EXCERPT TO READ.
[Start of Attachment]
Tablewear!
I just love this, part of a body of work by Li Xiaofeng.
As a potter, I'm fascinated by the many uses of ceramics, from the earliest times to the present day. The space shuttle is protected from the searing heat of re-entry by ceramics, main battle tanks have ceramic armour plates, I just bought a vegetable peeler with a ceramic blade, I've eaten my breakfast out of a 2,000 year old Roman Samian ware bowl, I've drunk beer out of a tankard last used in 1642. Egyptian tomb paintings show the god Thothmes creating a man on a potter's wheel, nearly seven thousand years ago.
Yet ceramics, despite their extraordinary longevity and endurance, also speak to us of fragility, preciousness, of great value, easily broken.
Li Xiaofeng uses shards of Qing era porcelain, (about A.D.1830), stitching them together to create these garments. I can only guess at the meanings she holds attached, the past creating a shell, a carapace for the future, thoughts of fragility and breaking, but also of timeless durability, -fragile, but can last thousands of years... And the dichotomy of broken, yet precious.
[End of Attachment]
Dataset entries.
[Start of Attachment]
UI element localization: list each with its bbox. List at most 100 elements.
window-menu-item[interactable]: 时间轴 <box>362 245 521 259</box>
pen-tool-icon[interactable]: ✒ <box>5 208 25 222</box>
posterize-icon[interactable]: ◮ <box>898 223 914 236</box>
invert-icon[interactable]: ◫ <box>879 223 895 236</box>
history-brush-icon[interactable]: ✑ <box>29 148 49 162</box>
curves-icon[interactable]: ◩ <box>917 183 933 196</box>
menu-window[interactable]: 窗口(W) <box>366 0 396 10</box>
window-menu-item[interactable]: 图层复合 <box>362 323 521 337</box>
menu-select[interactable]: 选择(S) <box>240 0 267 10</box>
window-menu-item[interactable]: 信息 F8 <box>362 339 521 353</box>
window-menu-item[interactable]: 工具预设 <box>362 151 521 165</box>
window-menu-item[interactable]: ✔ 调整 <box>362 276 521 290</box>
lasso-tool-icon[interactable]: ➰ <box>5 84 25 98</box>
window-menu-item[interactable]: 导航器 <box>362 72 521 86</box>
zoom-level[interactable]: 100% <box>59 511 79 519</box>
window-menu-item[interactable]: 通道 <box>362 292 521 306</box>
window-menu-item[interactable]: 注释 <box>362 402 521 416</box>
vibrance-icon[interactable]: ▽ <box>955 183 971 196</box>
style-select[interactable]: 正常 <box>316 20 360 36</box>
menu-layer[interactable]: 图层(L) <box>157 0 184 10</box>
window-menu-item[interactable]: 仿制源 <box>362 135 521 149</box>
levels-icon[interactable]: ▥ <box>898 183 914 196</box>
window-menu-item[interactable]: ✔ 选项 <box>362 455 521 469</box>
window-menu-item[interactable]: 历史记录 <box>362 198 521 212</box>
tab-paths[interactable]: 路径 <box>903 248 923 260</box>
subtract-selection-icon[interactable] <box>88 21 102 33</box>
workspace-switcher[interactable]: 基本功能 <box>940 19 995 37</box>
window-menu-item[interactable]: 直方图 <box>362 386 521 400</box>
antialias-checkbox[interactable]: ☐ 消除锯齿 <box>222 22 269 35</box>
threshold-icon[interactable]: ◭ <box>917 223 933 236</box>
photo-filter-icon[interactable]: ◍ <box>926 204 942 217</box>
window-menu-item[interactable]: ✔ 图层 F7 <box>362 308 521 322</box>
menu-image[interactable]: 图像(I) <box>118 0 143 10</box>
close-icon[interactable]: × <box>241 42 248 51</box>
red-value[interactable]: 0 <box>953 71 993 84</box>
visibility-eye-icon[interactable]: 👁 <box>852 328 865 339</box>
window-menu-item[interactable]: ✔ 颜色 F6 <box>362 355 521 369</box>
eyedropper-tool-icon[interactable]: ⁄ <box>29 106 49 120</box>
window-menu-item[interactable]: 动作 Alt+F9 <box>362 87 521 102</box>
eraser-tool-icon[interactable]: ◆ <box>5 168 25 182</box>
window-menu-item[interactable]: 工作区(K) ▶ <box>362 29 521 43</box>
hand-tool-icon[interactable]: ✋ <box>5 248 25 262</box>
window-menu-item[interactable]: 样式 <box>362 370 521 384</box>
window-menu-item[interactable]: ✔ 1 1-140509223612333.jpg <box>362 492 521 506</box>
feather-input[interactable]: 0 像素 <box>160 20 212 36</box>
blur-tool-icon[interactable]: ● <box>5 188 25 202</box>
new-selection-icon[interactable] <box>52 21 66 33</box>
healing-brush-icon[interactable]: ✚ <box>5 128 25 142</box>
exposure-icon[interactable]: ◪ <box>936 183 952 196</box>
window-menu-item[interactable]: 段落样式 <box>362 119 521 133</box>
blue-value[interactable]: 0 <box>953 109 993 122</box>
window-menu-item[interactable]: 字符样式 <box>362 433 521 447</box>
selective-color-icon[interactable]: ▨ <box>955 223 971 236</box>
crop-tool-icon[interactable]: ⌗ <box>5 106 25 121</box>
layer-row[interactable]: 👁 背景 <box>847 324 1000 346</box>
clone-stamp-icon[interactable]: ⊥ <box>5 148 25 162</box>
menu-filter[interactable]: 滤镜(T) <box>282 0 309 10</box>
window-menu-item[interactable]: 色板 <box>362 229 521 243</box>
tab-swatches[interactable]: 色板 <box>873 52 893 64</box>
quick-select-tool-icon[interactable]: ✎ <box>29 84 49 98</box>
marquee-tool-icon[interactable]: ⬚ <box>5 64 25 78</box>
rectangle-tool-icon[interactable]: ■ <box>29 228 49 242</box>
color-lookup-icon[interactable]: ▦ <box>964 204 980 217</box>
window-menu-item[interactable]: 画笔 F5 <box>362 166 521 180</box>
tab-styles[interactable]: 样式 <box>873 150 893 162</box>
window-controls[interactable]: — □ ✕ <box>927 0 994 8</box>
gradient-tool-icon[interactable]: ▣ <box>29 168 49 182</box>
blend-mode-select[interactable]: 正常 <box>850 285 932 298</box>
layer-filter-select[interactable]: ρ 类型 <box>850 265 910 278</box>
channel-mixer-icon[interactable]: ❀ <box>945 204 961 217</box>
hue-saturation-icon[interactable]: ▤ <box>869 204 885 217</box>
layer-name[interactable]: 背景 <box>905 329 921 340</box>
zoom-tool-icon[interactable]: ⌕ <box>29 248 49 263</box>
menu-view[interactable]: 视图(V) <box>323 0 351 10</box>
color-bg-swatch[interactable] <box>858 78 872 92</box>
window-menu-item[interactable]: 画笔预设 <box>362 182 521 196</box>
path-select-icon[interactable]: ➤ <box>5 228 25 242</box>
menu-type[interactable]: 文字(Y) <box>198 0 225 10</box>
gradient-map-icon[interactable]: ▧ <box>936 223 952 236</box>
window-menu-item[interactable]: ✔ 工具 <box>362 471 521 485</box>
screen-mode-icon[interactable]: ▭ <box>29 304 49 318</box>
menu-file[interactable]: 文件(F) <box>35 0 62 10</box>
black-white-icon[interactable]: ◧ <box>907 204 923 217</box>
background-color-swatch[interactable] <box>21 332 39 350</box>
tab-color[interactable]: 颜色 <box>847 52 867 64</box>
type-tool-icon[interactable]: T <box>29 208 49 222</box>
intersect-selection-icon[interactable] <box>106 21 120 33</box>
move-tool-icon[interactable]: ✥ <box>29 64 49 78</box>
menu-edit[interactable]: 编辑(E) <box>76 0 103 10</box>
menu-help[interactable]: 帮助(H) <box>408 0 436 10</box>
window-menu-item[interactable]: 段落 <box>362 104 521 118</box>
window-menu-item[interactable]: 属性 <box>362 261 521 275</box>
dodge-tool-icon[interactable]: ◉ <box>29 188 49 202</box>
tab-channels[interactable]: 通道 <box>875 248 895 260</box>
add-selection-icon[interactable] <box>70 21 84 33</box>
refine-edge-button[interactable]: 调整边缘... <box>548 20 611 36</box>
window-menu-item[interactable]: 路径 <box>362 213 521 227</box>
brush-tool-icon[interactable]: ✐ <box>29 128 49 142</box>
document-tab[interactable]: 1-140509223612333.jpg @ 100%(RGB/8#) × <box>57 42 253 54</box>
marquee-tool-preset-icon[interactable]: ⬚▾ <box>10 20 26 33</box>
[End of Attachment]
WHAT YOU WILL DO.
(a) In the post about Li Xiaofeng's porcelain garments, which uses of ceramics are listed in the sentence beginning "The space shuttle is protected"?
(b) According to the post about Li Xiaofeng's porcelain garments, from what era do the porcelain shards come?
(c) Pick up the post about Li Xiaofeng's porcelain garments after its last sentence and continue it.
These rows are separate material with no connection to the post about Li Xiaofeng's porcelain garments.

OUTPUTS FOR THE TASKS.
(a)
- Protecting the space shuttle from the heat of re-entry
- Ceramic armour plates on main battle tanks
- A vegetable peeler with a ceramic blade
- A 2,000-year-old Roman Samian ware bowl used for breakfast
- A tankard last used in 1642, used for drinking beer

(b) They come from the Qing era, about A.D. 1830.

(c)
In China's history, mountains of broken porcelain have been created, but treasured pieces were often stitched back together, small holes drilled in fragments and precious metal wires used to hold them, cracks rebuilt, filled with gold-leaf lacquer.
I saw these first via a link that led to Le zèbre bleu.
See more at Hongart.
Here's a few made a little earlier, in China, about 210 b.c. -current estimates are that in the three pits containing the Terracotta Army there are over 8,000 soldiers, 130 chariots, 520 chariot-horses and 150 cavalry horses, the majority of which are still buried.
Argh! I'm just having a little html crisis. damn! I can't figure it out. never mind.